*SUPPLIED MATERIAL:*
--------------------------------

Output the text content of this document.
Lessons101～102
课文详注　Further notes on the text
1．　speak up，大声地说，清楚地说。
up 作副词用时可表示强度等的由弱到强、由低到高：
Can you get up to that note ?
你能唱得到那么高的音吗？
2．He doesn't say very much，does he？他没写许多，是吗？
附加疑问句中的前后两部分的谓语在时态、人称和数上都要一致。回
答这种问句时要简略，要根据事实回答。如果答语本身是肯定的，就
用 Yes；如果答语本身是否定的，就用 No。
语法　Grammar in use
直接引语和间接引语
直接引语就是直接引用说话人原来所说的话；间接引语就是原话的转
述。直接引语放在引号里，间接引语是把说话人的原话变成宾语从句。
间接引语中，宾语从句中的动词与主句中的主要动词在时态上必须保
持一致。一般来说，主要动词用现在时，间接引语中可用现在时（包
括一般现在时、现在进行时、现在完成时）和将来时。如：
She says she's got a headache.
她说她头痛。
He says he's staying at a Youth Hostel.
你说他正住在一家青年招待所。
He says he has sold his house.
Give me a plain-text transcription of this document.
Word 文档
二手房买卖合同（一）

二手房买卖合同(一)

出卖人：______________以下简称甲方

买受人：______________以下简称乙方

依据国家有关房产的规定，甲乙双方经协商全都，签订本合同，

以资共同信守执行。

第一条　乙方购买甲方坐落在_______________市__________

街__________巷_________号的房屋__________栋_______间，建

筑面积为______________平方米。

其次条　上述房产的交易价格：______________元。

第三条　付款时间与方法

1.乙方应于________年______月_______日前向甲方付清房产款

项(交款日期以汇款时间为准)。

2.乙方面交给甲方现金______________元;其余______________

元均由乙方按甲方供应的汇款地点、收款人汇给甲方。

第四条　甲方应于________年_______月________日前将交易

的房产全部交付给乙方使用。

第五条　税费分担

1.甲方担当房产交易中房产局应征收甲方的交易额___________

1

--------------------------------

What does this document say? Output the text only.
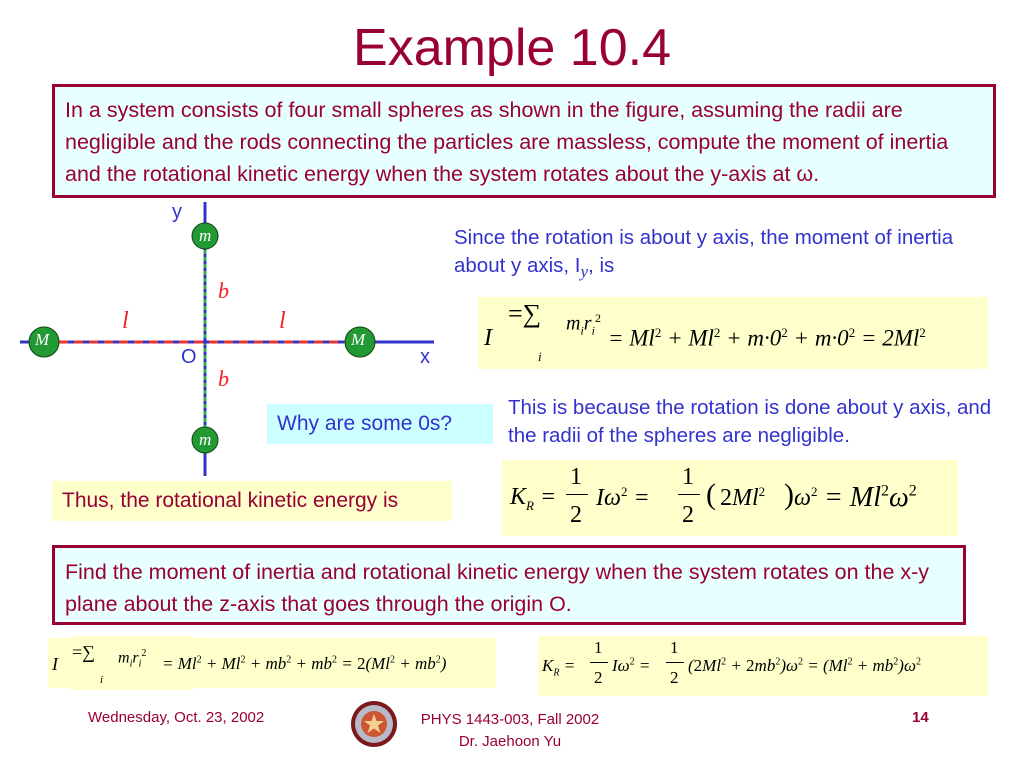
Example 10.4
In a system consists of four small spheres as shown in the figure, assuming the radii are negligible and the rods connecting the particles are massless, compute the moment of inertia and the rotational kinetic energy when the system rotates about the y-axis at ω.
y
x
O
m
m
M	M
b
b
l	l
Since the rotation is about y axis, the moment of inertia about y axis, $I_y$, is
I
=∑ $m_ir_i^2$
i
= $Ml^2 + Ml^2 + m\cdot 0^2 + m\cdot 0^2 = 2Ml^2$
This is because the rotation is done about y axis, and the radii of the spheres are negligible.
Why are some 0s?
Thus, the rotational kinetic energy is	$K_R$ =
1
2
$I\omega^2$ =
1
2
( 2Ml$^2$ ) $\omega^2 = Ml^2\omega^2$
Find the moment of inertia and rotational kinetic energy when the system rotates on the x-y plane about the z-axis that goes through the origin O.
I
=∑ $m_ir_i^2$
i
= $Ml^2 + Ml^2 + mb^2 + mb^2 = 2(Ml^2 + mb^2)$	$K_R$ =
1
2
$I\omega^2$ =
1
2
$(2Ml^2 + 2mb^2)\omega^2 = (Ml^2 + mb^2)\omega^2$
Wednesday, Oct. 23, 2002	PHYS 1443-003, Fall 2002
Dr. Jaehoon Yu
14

--------------------------------

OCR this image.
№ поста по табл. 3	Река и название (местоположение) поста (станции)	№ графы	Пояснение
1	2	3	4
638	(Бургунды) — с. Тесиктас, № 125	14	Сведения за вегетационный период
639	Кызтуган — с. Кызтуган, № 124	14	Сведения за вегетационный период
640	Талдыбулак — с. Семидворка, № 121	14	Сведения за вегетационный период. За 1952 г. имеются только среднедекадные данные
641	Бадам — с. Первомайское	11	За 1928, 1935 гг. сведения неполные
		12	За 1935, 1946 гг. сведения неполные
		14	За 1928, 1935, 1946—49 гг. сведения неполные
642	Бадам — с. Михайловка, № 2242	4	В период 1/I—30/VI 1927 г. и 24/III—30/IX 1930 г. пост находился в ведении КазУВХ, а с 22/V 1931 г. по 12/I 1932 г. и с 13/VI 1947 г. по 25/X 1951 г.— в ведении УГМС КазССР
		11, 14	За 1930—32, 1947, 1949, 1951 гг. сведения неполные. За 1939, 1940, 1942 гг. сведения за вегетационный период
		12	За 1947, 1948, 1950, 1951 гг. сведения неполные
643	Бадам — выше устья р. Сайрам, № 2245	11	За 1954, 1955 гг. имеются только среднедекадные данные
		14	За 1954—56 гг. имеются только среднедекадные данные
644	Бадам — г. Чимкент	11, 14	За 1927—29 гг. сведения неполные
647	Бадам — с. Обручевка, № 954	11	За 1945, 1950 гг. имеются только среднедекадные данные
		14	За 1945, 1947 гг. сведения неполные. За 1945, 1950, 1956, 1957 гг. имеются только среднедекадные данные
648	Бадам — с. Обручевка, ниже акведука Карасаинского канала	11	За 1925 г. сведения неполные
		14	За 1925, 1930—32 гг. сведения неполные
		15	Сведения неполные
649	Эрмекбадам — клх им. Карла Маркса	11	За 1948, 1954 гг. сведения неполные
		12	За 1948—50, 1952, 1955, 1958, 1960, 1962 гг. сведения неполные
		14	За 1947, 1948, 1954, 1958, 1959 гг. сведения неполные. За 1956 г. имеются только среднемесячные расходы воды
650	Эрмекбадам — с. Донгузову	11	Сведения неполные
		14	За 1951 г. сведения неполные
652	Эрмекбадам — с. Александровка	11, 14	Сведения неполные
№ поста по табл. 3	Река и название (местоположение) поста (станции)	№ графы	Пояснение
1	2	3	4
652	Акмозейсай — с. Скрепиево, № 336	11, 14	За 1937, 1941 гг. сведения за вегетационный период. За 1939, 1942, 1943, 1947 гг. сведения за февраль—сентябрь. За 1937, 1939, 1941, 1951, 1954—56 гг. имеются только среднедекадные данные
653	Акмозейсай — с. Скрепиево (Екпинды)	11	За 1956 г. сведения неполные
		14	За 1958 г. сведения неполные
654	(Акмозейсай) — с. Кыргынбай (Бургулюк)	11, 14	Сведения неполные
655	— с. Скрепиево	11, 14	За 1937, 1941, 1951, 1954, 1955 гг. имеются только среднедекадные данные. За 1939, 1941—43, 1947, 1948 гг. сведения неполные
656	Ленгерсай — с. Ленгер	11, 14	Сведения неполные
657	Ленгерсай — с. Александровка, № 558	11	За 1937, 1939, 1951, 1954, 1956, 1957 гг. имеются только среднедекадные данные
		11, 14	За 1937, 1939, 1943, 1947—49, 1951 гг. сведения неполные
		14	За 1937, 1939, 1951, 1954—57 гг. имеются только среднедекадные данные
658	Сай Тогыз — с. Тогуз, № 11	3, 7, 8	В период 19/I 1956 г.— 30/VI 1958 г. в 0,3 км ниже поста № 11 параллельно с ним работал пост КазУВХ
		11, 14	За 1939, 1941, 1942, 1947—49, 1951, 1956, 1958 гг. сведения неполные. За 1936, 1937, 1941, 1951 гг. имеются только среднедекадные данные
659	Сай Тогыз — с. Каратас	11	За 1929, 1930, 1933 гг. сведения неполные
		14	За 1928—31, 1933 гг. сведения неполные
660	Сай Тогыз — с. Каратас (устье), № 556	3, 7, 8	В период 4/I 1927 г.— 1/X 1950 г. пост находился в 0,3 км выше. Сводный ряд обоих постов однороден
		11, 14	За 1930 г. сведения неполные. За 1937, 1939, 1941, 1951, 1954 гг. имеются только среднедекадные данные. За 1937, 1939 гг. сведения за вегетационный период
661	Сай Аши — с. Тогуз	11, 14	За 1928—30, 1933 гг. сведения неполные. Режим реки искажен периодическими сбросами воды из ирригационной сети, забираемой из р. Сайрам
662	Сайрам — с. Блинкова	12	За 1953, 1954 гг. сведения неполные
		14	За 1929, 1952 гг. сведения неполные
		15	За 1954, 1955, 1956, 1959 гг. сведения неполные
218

--------------------------------

*EXERCISE GOAL:* Pick out every line with the string "Александровка" and copy it.

*OUTPUT OF THE EXERCISE:*
652	Эрмекбадам — с. Александровка	11, 14	Сведения неполные
657	Ленгерсай — с. Александровка, № 558	11	За 1937, 1939, 1951, 1954, 1956, 1957 гг. имеются только среднедекадные данные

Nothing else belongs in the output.